> [INSTRUCTIONS TO FOLLOW] Type out the data exactly as given. Skip any image.

> [SUPPLIED INFORMATION]
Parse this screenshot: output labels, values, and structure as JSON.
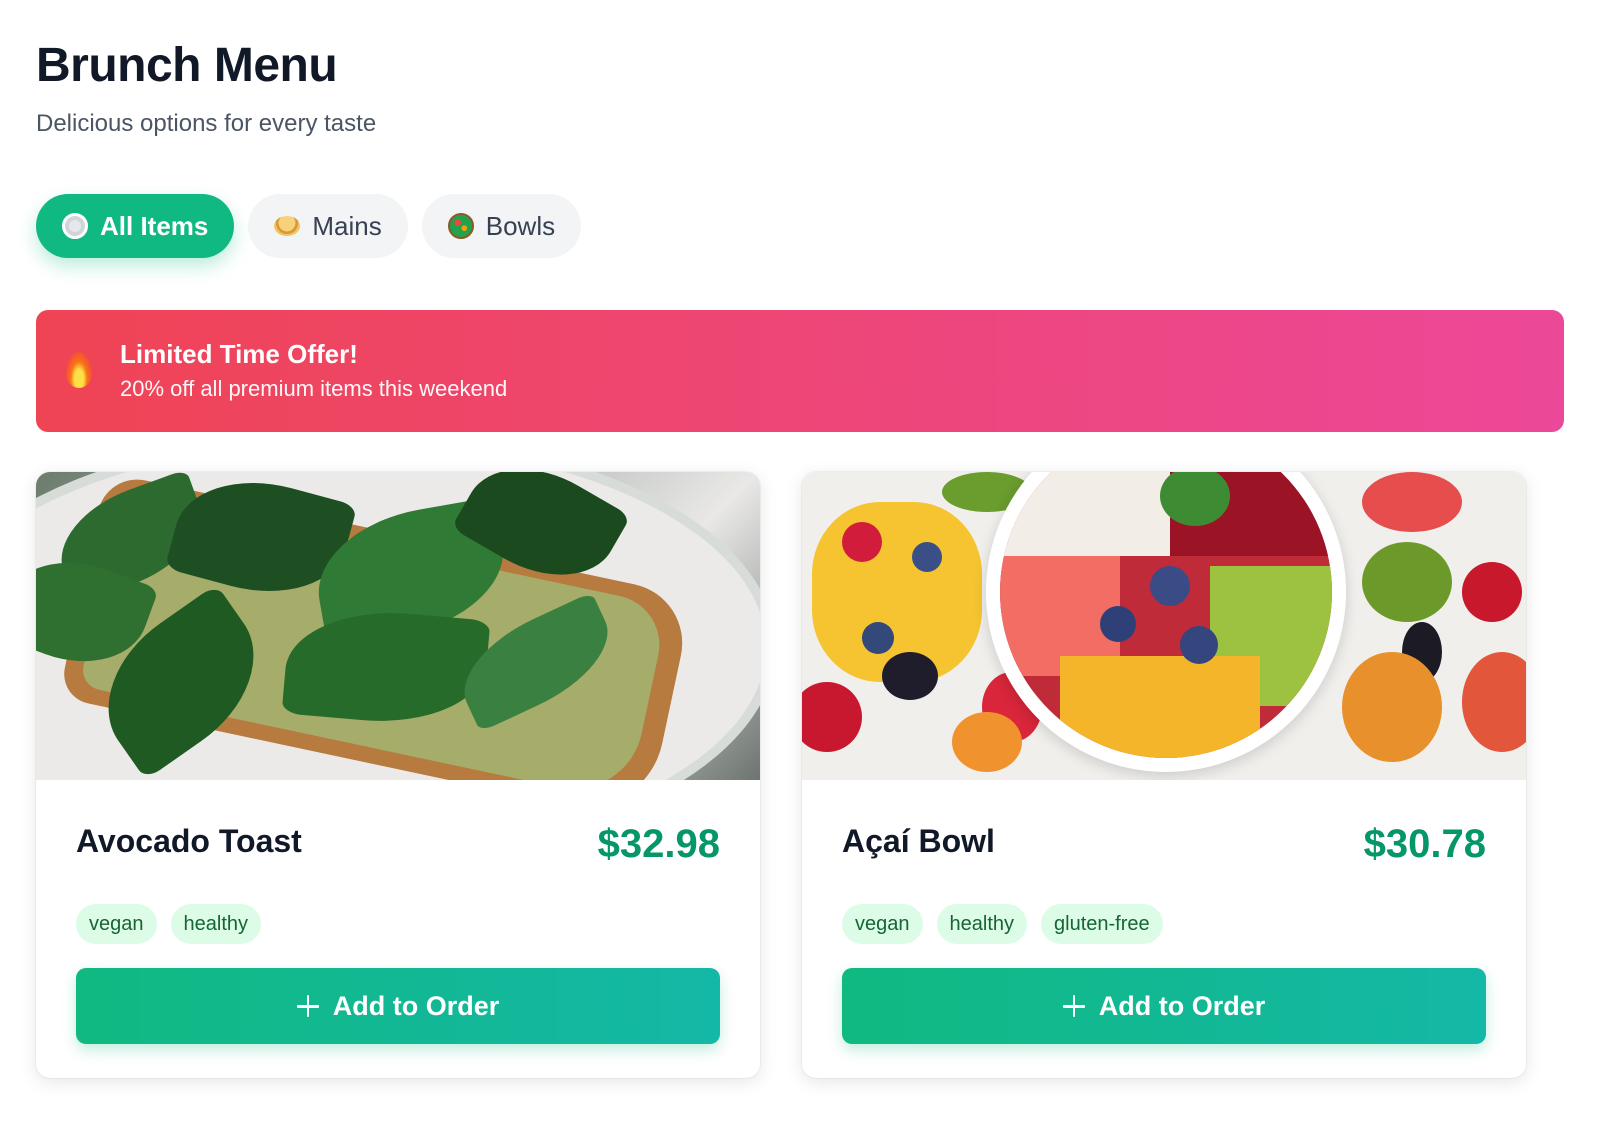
{
  "header": {
    "title": "Brunch Menu",
    "subtitle": "Delicious options for every taste"
  },
  "filters": [
    {
      "label": "All Items",
      "icon": "plate-icon",
      "active": true
    },
    {
      "label": "Mains",
      "icon": "pancakes-icon",
      "active": false
    },
    {
      "label": "Bowls",
      "icon": "salad-icon",
      "active": false
    }
  ],
  "banner": {
    "icon": "fire-icon",
    "title": "Limited Time Offer!",
    "text": "20% off all premium items this weekend"
  },
  "items": [
    {
      "name": "Avocado Toast",
      "price": "$32.98",
      "tags": [
        "vegan",
        "healthy"
      ],
      "button_label": "Add to Order"
    },
    {
      "name": "Açaí Bowl",
      "price": "$30.78",
      "tags": [
        "vegan",
        "healthy",
        "gluten-free"
      ],
      "button_label": "Add to Order"
    }
  ],
  "colors": {
    "accent": "#10b981",
    "price": "#059669",
    "banner_start": "#ef4454",
    "banner_end": "#ec4899",
    "tag_bg": "#dcfce7",
    "tag_text": "#166534"
  }
}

> [REPLY TO THE EXERCISE]
Parse this screenshot: output labels, values, and structure as JSON.
{
  "header": {
    "title": "Brunch Menu",
    "subtitle": "Delicious options for every taste"
  },
  "filters": [
    {
      "label": "All Items",
      "icon": "plate-icon",
      "active": true
    },
    {
      "label": "Mains",
      "icon": "pancakes-icon",
      "active": false
    },
    {
      "label": "Bowls",
      "icon": "salad-icon",
      "active": false
    }
  ],
  "banner": {
    "icon": "fire-icon",
    "title": "Limited Time Offer!",
    "text": "20% off all premium items this weekend"
  },
  "items": [
    {
      "name": "Avocado Toast",
      "price": "$32.98",
      "tags": [
        "vegan",
        "healthy"
      ],
      "button_label": "Add to Order"
    },
    {
      "name": "Açaí Bowl",
      "price": "$30.78",
      "tags": [
        "vegan",
        "healthy",
        "gluten-free"
      ],
      "button_label": "Add to Order"
    }
  ],
  "colors": {
    "accent": "#10b981",
    "price": "#059669",
    "banner_start": "#ef4454",
    "banner_end": "#ec4899",
    "tag_bg": "#dcfce7",
    "tag_text": "#166534"
  }
}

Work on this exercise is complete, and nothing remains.